## What you should do
Reply with one number: the count of lines in the listing that contain the string "style".

## Material
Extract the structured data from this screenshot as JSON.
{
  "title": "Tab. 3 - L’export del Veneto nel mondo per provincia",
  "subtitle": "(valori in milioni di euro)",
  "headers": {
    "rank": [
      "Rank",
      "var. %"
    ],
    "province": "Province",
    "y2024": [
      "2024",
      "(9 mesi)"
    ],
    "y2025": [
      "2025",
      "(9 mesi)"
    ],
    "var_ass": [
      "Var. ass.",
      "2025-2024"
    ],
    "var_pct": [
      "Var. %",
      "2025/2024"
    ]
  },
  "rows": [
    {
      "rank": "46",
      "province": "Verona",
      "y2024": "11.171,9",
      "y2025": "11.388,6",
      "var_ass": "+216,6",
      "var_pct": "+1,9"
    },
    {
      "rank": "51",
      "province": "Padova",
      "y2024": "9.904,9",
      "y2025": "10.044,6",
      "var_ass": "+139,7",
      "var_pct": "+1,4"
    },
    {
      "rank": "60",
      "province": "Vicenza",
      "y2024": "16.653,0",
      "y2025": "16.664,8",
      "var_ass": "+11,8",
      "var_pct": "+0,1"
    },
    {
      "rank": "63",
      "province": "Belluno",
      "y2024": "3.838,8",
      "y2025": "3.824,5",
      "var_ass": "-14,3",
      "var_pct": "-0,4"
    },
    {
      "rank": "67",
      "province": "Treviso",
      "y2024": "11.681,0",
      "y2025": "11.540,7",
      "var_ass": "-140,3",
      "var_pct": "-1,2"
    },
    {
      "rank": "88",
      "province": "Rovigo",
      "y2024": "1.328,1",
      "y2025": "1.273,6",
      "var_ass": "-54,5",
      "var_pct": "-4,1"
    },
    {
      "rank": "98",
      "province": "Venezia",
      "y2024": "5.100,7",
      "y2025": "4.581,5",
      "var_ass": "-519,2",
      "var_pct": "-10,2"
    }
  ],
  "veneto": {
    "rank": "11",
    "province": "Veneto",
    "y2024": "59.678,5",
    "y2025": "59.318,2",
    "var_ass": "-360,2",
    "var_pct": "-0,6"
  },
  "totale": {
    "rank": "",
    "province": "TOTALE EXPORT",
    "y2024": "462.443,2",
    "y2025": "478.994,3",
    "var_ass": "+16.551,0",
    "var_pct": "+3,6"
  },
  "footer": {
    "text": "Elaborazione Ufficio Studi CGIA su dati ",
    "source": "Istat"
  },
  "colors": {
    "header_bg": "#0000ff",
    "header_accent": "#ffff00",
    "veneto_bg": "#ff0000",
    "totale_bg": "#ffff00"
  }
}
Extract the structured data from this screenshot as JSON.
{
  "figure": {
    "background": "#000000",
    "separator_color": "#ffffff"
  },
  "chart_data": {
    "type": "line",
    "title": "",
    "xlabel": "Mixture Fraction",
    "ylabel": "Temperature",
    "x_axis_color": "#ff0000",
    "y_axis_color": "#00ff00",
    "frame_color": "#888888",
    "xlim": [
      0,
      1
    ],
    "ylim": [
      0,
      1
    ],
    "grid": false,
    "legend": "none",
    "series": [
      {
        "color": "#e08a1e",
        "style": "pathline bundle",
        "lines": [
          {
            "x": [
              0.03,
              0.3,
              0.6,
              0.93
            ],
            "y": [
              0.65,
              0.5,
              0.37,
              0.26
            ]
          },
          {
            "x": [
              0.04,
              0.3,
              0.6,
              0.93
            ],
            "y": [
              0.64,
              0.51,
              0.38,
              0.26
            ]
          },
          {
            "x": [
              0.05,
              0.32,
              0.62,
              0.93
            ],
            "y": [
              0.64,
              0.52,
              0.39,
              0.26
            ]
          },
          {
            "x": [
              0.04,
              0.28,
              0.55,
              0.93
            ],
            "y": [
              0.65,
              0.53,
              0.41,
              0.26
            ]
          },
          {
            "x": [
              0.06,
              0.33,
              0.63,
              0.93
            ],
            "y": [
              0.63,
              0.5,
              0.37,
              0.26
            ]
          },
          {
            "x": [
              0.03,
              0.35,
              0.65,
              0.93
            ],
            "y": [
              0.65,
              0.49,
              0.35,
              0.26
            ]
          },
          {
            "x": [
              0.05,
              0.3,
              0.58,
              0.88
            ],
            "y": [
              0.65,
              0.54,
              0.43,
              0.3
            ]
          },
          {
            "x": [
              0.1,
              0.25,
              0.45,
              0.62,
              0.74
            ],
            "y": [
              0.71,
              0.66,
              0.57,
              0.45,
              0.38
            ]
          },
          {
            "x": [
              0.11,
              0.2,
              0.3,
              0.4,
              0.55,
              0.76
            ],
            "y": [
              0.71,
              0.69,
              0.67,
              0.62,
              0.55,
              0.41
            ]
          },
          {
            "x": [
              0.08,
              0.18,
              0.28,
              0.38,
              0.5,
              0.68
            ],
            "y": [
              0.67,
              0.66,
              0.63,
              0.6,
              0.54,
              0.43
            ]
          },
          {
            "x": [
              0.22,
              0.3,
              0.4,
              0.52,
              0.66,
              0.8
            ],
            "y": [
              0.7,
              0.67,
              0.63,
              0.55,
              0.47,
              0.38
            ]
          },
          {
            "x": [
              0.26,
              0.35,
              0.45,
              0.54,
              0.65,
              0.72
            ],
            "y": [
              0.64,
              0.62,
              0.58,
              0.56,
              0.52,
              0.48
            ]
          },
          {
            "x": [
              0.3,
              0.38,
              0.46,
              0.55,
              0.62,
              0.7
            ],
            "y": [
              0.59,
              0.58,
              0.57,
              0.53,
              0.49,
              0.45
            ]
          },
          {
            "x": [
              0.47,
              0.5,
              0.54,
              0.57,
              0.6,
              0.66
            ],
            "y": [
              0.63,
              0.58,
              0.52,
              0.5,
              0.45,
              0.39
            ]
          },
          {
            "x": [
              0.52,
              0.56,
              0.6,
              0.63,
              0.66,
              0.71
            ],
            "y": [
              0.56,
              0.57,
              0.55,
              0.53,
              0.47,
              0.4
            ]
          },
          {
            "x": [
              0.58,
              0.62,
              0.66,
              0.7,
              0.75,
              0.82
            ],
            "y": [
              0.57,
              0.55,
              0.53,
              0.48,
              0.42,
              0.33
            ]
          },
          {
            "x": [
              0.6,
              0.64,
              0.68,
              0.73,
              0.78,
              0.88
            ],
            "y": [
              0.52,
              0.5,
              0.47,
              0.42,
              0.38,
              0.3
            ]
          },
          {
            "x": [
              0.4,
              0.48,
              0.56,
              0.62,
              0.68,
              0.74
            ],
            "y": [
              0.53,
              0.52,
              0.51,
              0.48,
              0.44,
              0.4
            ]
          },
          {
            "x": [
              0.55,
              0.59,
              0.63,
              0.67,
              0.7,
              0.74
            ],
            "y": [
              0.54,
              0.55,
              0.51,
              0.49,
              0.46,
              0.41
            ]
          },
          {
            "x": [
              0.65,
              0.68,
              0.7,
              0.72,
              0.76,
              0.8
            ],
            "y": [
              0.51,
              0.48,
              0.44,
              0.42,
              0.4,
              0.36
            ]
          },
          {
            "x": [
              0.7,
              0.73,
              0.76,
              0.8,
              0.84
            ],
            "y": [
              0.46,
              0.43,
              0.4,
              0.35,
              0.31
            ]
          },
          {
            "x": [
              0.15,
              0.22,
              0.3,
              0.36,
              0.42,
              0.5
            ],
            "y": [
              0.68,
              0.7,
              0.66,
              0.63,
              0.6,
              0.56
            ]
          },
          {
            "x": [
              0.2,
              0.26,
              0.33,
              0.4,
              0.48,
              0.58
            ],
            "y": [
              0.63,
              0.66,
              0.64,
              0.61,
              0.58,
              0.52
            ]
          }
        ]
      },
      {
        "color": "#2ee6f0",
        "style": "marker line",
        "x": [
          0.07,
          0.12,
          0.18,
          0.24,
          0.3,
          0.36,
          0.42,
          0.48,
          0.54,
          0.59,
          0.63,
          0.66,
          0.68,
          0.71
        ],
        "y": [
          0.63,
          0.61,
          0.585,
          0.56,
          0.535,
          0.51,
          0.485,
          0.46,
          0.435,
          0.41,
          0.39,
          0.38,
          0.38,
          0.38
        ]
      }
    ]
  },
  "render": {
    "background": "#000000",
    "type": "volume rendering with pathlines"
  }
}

## Result for this task
2